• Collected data
%%

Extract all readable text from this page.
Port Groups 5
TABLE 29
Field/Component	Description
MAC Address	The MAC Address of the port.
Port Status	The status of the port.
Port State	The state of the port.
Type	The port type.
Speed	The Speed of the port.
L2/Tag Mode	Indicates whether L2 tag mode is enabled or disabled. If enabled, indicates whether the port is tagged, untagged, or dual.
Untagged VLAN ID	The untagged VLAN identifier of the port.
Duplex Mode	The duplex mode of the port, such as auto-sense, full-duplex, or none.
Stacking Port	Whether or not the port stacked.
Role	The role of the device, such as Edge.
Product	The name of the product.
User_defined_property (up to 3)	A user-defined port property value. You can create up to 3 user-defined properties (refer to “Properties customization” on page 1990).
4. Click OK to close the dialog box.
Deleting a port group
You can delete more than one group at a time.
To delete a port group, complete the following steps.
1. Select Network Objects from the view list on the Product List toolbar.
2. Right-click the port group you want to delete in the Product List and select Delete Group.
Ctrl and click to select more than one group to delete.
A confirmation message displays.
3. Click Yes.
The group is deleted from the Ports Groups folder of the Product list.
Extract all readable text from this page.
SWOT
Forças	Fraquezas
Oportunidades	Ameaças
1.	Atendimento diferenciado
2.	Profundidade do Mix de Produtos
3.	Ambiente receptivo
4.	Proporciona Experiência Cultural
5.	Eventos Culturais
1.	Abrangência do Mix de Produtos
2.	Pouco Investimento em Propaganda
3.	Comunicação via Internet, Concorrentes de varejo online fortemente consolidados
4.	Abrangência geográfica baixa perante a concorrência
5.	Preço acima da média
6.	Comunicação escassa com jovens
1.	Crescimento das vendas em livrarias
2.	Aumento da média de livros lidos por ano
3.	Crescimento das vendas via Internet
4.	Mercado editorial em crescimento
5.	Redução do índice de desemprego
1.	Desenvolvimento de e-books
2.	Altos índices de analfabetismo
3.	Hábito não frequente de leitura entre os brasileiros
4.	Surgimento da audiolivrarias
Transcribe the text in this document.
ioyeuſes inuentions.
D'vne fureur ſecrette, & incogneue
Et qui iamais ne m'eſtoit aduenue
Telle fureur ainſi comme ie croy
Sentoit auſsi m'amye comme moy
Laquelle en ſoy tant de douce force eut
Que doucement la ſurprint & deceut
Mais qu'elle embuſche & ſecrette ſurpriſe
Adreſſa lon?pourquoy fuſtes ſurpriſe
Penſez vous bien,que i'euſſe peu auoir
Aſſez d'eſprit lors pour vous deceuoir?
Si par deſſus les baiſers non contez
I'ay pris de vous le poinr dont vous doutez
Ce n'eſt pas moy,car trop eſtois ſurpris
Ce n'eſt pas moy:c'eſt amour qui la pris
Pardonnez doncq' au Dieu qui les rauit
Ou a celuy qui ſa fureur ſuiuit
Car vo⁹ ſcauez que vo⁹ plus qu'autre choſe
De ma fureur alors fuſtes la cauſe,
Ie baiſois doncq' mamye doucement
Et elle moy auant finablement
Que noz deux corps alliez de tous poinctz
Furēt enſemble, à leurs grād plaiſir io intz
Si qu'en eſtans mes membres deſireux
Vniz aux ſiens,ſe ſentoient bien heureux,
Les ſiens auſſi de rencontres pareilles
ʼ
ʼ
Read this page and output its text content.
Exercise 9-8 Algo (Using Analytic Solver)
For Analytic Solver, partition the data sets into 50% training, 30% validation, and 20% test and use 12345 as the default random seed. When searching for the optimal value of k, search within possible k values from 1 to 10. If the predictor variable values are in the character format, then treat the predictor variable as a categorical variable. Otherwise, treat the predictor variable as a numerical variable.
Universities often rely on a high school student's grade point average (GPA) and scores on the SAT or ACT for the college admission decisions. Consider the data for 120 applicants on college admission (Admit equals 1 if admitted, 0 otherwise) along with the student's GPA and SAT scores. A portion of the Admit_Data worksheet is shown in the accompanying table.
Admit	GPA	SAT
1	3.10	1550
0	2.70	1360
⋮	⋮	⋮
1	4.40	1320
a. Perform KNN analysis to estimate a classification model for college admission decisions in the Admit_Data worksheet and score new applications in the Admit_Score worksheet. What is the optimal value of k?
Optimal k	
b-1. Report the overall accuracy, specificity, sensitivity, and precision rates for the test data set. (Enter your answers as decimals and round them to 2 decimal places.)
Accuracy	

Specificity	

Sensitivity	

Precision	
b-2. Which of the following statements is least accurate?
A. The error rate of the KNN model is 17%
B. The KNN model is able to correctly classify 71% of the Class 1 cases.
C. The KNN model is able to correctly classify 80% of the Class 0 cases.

%%

• Problem to solve
Write out every line from the entries where "doncq" appears.

• The reply
Pardonnez doncq' au Dieu qui les rauit
Ie baiſois doncq' mamye doucement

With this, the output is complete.